Extract to read –
┄┄┄┄┄┄

Three-Category Check (for elasticsearch-ops):

Category Check Method
SDK Payload Structure Verify SDK request parameters match OpenAPI schema Compare against references/api-sdk-usage.md operation tables
ES REST API Validation Validate HTTP method + URL + body structure Check against ES API reference (method, path, required fields)
Operation-Specific Validation Elasticsearch-specific constraints Index name format; query structure; destructive operation flags

Termination:

Condition Exit Code Action
H_PASS Continue to [1a] Execute
H_FAIL → Regenerate Inject hallucination report into G; max 1 regeneration attempt
HALLUCINATION_ABORT 5 HALT — structural hallucinations persist after regeneration

Trace Integration:

The H result is embedded in the GCL trace JSON under iterations[].hallucination_detector:

{
  "iter": 1,
  "hallucination_detector": {
    "status": "PASS|FAIL",
    "checks": {
      "sdk_payload": { "status": "PASS|FAIL", "issues": [] },
      "es_rest_api": { "status": "PASS|FAIL", "issues": [] },
      "operation_specific": { "status": "PASS|FAIL", "issues": [] }
    },
    "report": "..."
  },
  "regenerated": false,
  "generator": { ... },
  "critic": { ... }
}

Reflexion Integration (Lightweight Reflexion)

Purpose: Enable cross-session learning from failure patterns, complementing the within-session GCL loop with persistent failure memory.

Architecture:

┌─────────────────────────────────────────────────────────────────┐
│                    GCL Execution (per-session)                   │
│   [0] Pre-flight → [1] Generate → [1.5] H → [2] C → [3] Decide │
└──────────────────────────┬──────────────────────────────────────┘
                           │
                    failure_pattern (in trace)

┄┄┄┄┄┄

Task instructions –
A. In the Elasticsearch check notes, what exit code goes with HALLUCINATION_ABORT?
B. Using the Elasticsearch check notes, explain why Reflexion integration is added alongside the GCL loop.
C. Write the next part of the Elasticsearch check notes, picking up after the last line shown.

Recorded data –
┄┄┄┄┄┄

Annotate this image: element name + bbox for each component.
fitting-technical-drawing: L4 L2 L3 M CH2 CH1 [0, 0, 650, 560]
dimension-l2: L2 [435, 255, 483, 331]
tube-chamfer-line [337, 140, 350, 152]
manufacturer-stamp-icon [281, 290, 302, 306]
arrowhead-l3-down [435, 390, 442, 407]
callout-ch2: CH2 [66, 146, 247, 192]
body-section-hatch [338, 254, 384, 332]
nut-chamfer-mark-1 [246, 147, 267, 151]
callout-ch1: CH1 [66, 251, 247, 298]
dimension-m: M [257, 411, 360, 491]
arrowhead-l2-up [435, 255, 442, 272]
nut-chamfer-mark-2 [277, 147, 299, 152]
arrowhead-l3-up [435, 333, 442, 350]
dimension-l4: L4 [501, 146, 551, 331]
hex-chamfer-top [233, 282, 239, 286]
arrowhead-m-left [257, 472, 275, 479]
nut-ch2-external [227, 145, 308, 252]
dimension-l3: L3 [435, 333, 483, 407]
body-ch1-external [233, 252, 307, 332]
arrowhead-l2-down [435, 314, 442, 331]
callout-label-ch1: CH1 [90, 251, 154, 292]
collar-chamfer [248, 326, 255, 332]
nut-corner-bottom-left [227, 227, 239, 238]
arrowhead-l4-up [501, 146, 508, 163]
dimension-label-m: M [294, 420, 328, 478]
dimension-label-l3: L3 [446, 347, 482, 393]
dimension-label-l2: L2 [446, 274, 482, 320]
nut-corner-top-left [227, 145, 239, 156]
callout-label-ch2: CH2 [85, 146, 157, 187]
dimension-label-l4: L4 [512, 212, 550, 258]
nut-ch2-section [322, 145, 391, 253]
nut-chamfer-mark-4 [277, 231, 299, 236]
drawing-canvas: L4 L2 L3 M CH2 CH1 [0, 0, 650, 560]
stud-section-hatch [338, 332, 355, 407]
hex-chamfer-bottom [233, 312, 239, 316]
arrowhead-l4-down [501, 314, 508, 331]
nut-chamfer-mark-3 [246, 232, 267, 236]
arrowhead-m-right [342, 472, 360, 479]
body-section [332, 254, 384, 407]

┄┄┄┄┄┄

Answers given –
A. 5

B. It lets the system learn across sessions from failure patterns. It adds a persistent memory of failures to the GCL loop, which on its own works only within a single session.

C.
                           │
                           ▼
┌─────────────────────────────────────────────────────────────────┐
│              Reflexion Memory (cross-session)                    │
│   docs/failure-patterns.md (structured text, ≤200 lines)        │
│   §1 SDK Payload Errors | §2 Skill Generation | §3 Cross-Skill │
└──────────────────────────┬──────────────────────────────────────┘
                           │
                    Pre-flight retrieval (optional)
                           │
                           ▼
┌─────────────────────────────────────────────────────────────────┐
│              Prevention (next session)                           │
│   Inject known patterns into Generator context                  │
│   Agent avoids repeating known mistakes                          │
└─────────────────────────────────────────────────────────────────┘

Pre-flight Retrieval (Optional):

During GCL Pre-flight (step [0]), the Orchestrator MAY:

# 1. Load docs/failure-patterns.md (lazy-load, ~150 lines)
# 2. Filter patterns by current skill name (jdcloud-elasticsearch-ops)
# 3. Inject top-3 relevant patterns into Generator context as prevention hints

# Example injection:
"Known failure patterns for this skill:
- Wildcard DELETE /<index>: Requires confirm=DELETE_WILDCARD_INDEX
- match_all in _delete_by_query: Safety=0 → ABORT
- _forcemerge max_num_segments=1: Requires confirm=FORCEMERGE"

This is a HINT, not a CONSTRAINT — the Generator should use these patterns to avoid known mistakes, but is not required to follow them if the context differs.

Failure Pattern Extraction:

When a GCL iteration fails (SAFETY_FAIL, HALLUCINATION_ABORT, or rubric dimension < threshold), the Orchestrator SHOULD extract a structured failure pattern and append it to the trace:

{
  "failure_pattern": {
    "category": "sdk_payload" | "skill_generation" | "cross_skill" | "runtime" | "token_efficiency",
    "skill": "jdcloud-elasticsearch-ops",
    "command": "DELETE /logs-*",
    "error": "Missing confirm=DELETE_WILDCARD_INDEX in trace",
    "fix": "Added explicit user confirmation before wildcard index deletion",
    "reusable": true
  }
}

Reusable patterns (reusable=true) are candidates for docs/failure-patterns.md — the centralized Reflexion memory.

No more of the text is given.